Can you print the data exactly and leave out each image?

## START Available data

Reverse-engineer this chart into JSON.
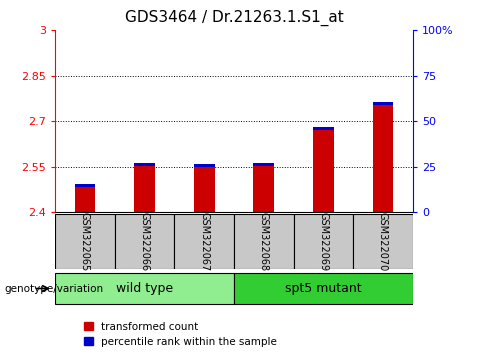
{
  "title": "GDS3464 / Dr.21263.1.S1_at",
  "samples": [
    "GSM322065",
    "GSM322066",
    "GSM322067",
    "GSM322068",
    "GSM322069",
    "GSM322070"
  ],
  "red_tops": [
    2.492,
    2.562,
    2.558,
    2.563,
    2.682,
    2.764
  ],
  "blue_bottoms": [
    2.484,
    2.552,
    2.548,
    2.553,
    2.672,
    2.752
  ],
  "blue_heights": [
    0.008,
    0.01,
    0.01,
    0.01,
    0.01,
    0.012
  ],
  "y_min": 2.4,
  "y_max": 3.0,
  "y_ticks_left": [
    2.4,
    2.55,
    2.7,
    2.85,
    3.0
  ],
  "y_tick_labels_left": [
    "2.4",
    "2.55",
    "2.7",
    "2.85",
    "3"
  ],
  "y_ticks_right": [
    0,
    25,
    50,
    75,
    100
  ],
  "y_tick_labels_right": [
    "0",
    "25",
    "50",
    "75",
    "100%"
  ],
  "grid_lines": [
    2.55,
    2.7,
    2.85
  ],
  "groups": [
    {
      "label": "wild type",
      "start": 0,
      "end": 3,
      "color": "#90EE90"
    },
    {
      "label": "spt5 mutant",
      "start": 3,
      "end": 6,
      "color": "#32CD32"
    }
  ],
  "bar_color_red": "#CC0000",
  "bar_color_blue": "#0000CC",
  "bar_width": 0.35,
  "group_label": "genotype/variation",
  "legend_red": "transformed count",
  "legend_blue": "percentile rank within the sample",
  "bg_color": "#FFFFFF",
  "tick_area_color": "#C8C8C8",
  "title_fontsize": 11,
  "tick_fontsize": 8
}
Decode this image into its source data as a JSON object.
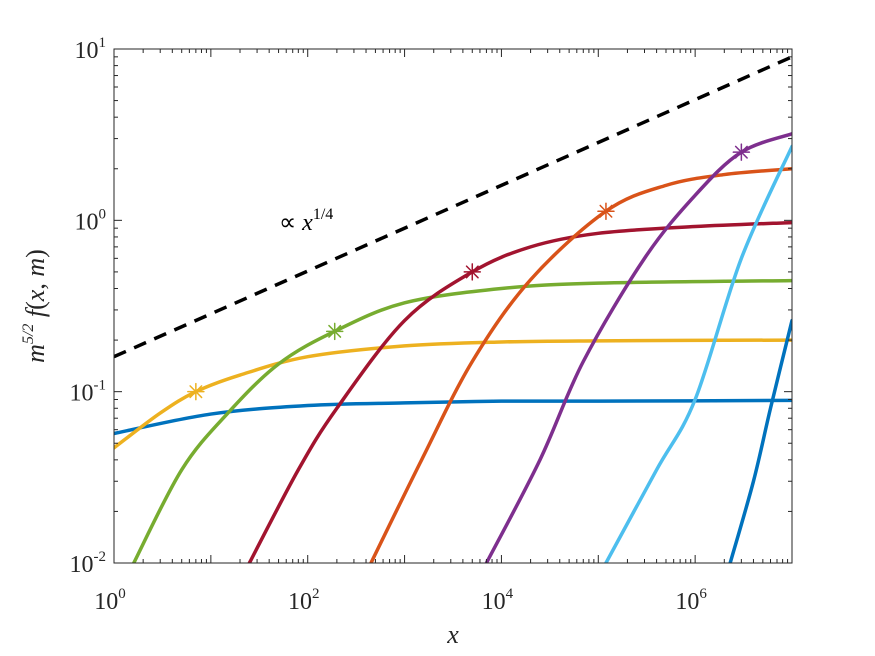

## END Available data

* Expected output:
Reverse-engineer this chart into JSON.
{
  "title": "GDS3464 / Dr.21263.1.S1_at",
  "samples": [
    "GSM322065",
    "GSM322066",
    "GSM322067",
    "GSM322068",
    "GSM322069",
    "GSM322070"
  ],
  "red_tops": [
    2.492,
    2.562,
    2.558,
    2.563,
    2.682,
    2.764
  ],
  "blue_bottoms": [
    2.484,
    2.552,
    2.548,
    2.553,
    2.672,
    2.752
  ],
  "blue_heights": [
    0.008,
    0.01,
    0.01,
    0.01,
    0.01,
    0.012
  ],
  "y_min": 2.4,
  "y_max": 3.0,
  "y_ticks_left": [
    2.4,
    2.55,
    2.7,
    2.85,
    3.0
  ],
  "y_tick_labels_left": [
    "2.4",
    "2.55",
    "2.7",
    "2.85",
    "3"
  ],
  "y_ticks_right": [
    0,
    25,
    50,
    75,
    100
  ],
  "y_tick_labels_right": [
    "0",
    "25",
    "50",
    "75",
    "100%"
  ],
  "grid_lines": [
    2.55,
    2.7,
    2.85
  ],
  "groups": [
    {
      "label": "wild type",
      "start": 0,
      "end": 3,
      "color": "#90EE90"
    },
    {
      "label": "spt5 mutant",
      "start": 3,
      "end": 6,
      "color": "#32CD32"
    }
  ],
  "bar_color_red": "#CC0000",
  "bar_color_blue": "#0000CC",
  "bar_width": 0.35,
  "group_label": "genotype/variation",
  "legend_red": "transformed count",
  "legend_blue": "percentile rank within the sample",
  "bg_color": "#FFFFFF",
  "tick_area_color": "#C8C8C8",
  "title_fontsize": 11,
  "tick_fontsize": 8
}
Decode this image into its source data as a JSON object.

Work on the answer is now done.